A block of data:
════════════════
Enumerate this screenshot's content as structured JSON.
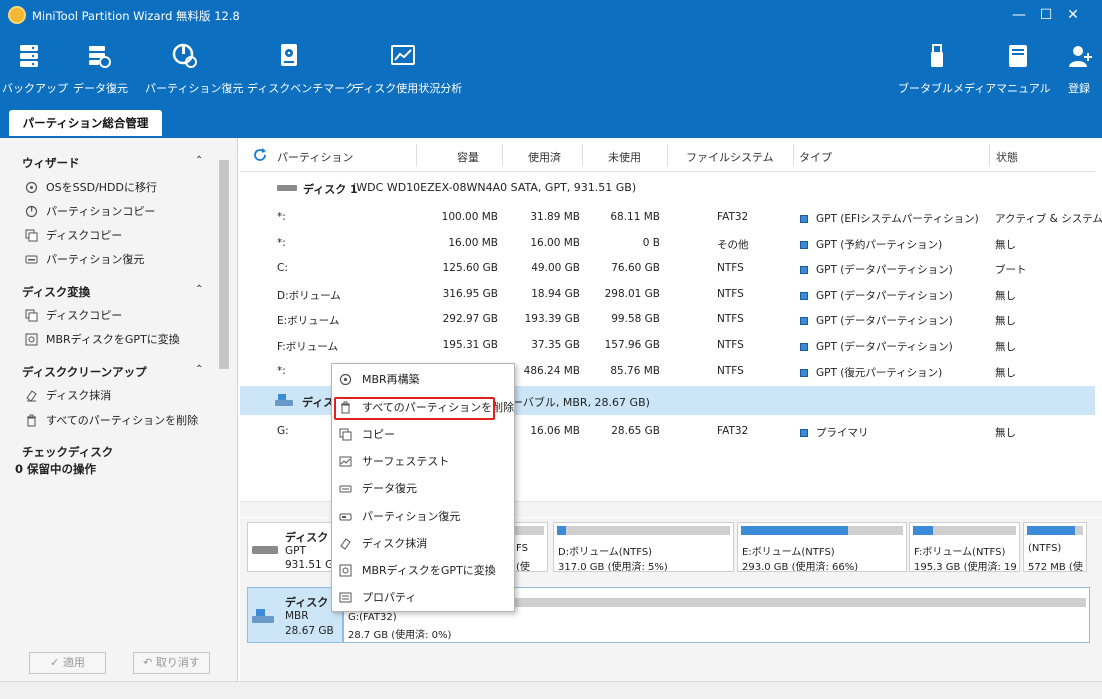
{
  "window": {
    "title": "MiniTool Partition Wizard 無料版 12.8",
    "minimize": "—",
    "maximize": "☐",
    "close": "✕"
  },
  "toolbar": [
    {
      "label": "バックアップ",
      "icon": "backup-icon"
    },
    {
      "label": "データ復元",
      "icon": "data-recovery-icon"
    },
    {
      "label": "パーティション復元",
      "icon": "partition-recovery-icon"
    },
    {
      "label": "ディスクベンチマーク",
      "icon": "disk-benchmark-icon"
    },
    {
      "label": "ディスク使用状況分析",
      "icon": "disk-usage-analysis-icon"
    },
    {
      "label": "ブータブルメディア",
      "icon": "bootable-media-icon"
    },
    {
      "label": "マニュアル",
      "icon": "manual-icon"
    },
    {
      "label": "登録",
      "icon": "register-icon"
    }
  ],
  "main_tab": "パーティション総合管理",
  "sidebar": {
    "wizard": {
      "title": "ウィザード",
      "items": [
        "OSをSSD/HDDに移行",
        "パーティションコピー",
        "ディスクコピー",
        "パーティション復元"
      ]
    },
    "disk_convert": {
      "title": "ディスク変換",
      "items": [
        "ディスクコピー",
        "MBRディスクをGPTに変換"
      ]
    },
    "disk_cleanup": {
      "title": "ディスククリーンアップ",
      "items": [
        "ディスク抹消",
        "すべてのパーティションを削除"
      ]
    },
    "check_disk": {
      "title": "チェックディスク"
    },
    "pending": "0 保留中の操作",
    "apply": "✓  適用",
    "undo": "↶  取り消す"
  },
  "table": {
    "headers": [
      "パーティション",
      "容量",
      "使用済",
      "未使用",
      "ファイルシステム",
      "タイプ",
      "状態"
    ],
    "disk1": {
      "label": "ディスク 1",
      "info": "(WDC WD10EZEX-08WN4A0 SATA, GPT, 931.51 GB)"
    },
    "disk1_rows": [
      {
        "name": "*:",
        "cap": "100.00 MB",
        "used": "31.89 MB",
        "free": "68.11 MB",
        "fs": "FAT32",
        "type": "GPT (EFIシステムパーティション)",
        "status": "アクティブ & システム"
      },
      {
        "name": "*:",
        "cap": "16.00 MB",
        "used": "16.00 MB",
        "free": "0 B",
        "fs": "その他",
        "type": "GPT (予約パーティション)",
        "status": "無し"
      },
      {
        "name": "C:",
        "cap": "125.60 GB",
        "used": "49.00 GB",
        "free": "76.60 GB",
        "fs": "NTFS",
        "type": "GPT (データパーティション)",
        "status": "ブート"
      },
      {
        "name": "D:ボリューム",
        "cap": "316.95 GB",
        "used": "18.94 GB",
        "free": "298.01 GB",
        "fs": "NTFS",
        "type": "GPT (データパーティション)",
        "status": "無し"
      },
      {
        "name": "E:ボリューム",
        "cap": "292.97 GB",
        "used": "193.39 GB",
        "free": "99.58 GB",
        "fs": "NTFS",
        "type": "GPT (データパーティション)",
        "status": "無し"
      },
      {
        "name": "F:ボリューム",
        "cap": "195.31 GB",
        "used": "37.35 GB",
        "free": "157.96 GB",
        "fs": "NTFS",
        "type": "GPT (データパーティション)",
        "status": "無し"
      },
      {
        "name": "*:",
        "cap": "",
        "used": "486.24 MB",
        "free": "85.76 MB",
        "fs": "NTFS",
        "type": "GPT (復元パーティション)",
        "status": "無し"
      }
    ],
    "disk2": {
      "label": "ディス",
      "info": "ーバブル, MBR, 28.67 GB)"
    },
    "disk2_rows": [
      {
        "name": "G:",
        "cap": "",
        "used": "16.06 MB",
        "free": "28.65 GB",
        "fs": "FAT32",
        "type": "プライマリ",
        "status": "無し"
      }
    ]
  },
  "diskmap": {
    "disk1": {
      "name": "ディスク 1",
      "type": "GPT",
      "size": "931.51 GB"
    },
    "disk1_segs": [
      {
        "t1": "FS",
        "t2": "(使",
        "fill": 0.0
      },
      {
        "t1": "D:ボリューム(NTFS)",
        "t2": "317.0 GB (使用済: 5%)",
        "fill": 0.05
      },
      {
        "t1": "E:ボリューム(NTFS)",
        "t2": "293.0 GB (使用済: 66%)",
        "fill": 0.66
      },
      {
        "t1": "F:ボリューム(NTFS)",
        "t2": "195.3 GB (使用済: 19",
        "fill": 0.19
      },
      {
        "t1": "(NTFS)",
        "t2": "572 MB (使",
        "fill": 0.85
      }
    ],
    "disk2": {
      "name": "ディスク 2",
      "type": "MBR",
      "size": "28.67 GB"
    },
    "disk2_seg": {
      "t1": "G:(FAT32)",
      "t2": "28.7 GB (使用済: 0%)",
      "fill": 0.0
    }
  },
  "context_menu": [
    {
      "label": "MBR再構築",
      "icon": "rebuild-mbr-icon"
    },
    {
      "label": "すべてのパーティションを削除",
      "icon": "trash-icon"
    },
    {
      "label": "コピー",
      "icon": "copy-icon"
    },
    {
      "label": "サーフェステスト",
      "icon": "surface-test-icon"
    },
    {
      "label": "データ復元",
      "icon": "data-recovery-icon"
    },
    {
      "label": "パーティション復元",
      "icon": "partition-recovery-icon"
    },
    {
      "label": "ディスク抹消",
      "icon": "eraser-icon"
    },
    {
      "label": "MBRディスクをGPTに変換",
      "icon": "convert-icon"
    },
    {
      "label": "プロパティ",
      "icon": "properties-icon"
    }
  ],
  "colors": {
    "header": "#0c6fc0",
    "accent": "#3b8bd9",
    "selected_row": "#cde6f7",
    "highlight_border": "#e3201b"
  }
}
════════════════
WHAT YOU SHOULD DO. Where a line above contains the word "info", copy that line.

FINAL ANSWER.
      "info": "(WDC WD10EZEX-08WN4A0 SATA, GPT, 931.51 GB)"
      "info": "ーバブル, MBR, 28.67 GB)"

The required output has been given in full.